— BEGIN —

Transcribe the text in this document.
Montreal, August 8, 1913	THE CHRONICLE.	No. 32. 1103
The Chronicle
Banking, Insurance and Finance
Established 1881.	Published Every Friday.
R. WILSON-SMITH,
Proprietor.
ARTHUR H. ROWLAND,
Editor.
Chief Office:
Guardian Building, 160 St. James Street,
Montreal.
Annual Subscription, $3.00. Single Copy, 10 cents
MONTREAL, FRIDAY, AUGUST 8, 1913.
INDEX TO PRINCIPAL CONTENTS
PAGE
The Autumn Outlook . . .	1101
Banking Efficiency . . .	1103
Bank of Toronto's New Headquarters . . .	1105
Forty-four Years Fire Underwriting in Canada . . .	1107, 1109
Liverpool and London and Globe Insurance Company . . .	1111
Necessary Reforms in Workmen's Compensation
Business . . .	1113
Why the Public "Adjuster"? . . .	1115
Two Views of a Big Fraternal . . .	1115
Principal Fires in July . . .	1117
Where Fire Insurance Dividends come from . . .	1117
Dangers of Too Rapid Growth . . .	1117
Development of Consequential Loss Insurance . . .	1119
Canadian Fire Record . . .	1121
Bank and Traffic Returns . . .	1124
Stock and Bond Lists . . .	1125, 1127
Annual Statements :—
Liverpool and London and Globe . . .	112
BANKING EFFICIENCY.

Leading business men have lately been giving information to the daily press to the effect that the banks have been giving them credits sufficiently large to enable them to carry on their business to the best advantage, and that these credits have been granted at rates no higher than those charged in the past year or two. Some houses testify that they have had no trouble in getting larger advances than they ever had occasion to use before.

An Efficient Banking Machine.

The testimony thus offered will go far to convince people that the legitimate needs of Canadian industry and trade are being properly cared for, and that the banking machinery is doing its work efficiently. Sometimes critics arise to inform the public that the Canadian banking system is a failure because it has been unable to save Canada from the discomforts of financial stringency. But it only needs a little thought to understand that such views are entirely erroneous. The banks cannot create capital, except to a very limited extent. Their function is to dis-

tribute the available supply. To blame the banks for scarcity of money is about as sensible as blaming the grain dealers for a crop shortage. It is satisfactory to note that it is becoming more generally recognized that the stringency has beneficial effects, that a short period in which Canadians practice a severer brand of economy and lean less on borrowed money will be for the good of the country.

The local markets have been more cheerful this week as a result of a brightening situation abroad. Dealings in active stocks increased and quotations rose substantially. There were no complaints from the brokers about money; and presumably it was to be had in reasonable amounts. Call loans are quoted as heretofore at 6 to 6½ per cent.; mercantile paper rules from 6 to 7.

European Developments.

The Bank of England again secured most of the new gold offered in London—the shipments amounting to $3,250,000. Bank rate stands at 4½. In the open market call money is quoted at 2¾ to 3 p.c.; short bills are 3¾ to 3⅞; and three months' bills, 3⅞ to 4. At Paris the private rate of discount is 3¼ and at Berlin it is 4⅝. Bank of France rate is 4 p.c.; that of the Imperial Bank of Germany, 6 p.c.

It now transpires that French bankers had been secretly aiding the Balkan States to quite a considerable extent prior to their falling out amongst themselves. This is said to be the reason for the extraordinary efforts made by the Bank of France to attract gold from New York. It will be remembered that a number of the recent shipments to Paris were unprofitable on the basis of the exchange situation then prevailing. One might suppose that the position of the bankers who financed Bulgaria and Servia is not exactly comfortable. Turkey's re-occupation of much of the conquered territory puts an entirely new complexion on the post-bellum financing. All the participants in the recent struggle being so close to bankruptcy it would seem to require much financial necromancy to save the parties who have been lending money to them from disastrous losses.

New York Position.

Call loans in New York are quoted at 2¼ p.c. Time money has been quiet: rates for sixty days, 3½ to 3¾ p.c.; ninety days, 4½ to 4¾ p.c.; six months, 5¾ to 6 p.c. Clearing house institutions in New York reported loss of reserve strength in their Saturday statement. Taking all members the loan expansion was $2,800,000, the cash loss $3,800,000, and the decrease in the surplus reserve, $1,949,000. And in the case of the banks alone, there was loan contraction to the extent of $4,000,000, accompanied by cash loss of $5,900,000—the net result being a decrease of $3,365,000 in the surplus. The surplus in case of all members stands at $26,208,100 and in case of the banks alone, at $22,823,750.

— END —

What is the number of lines in the data above that include the word "Globe"? Answer with that number only.

2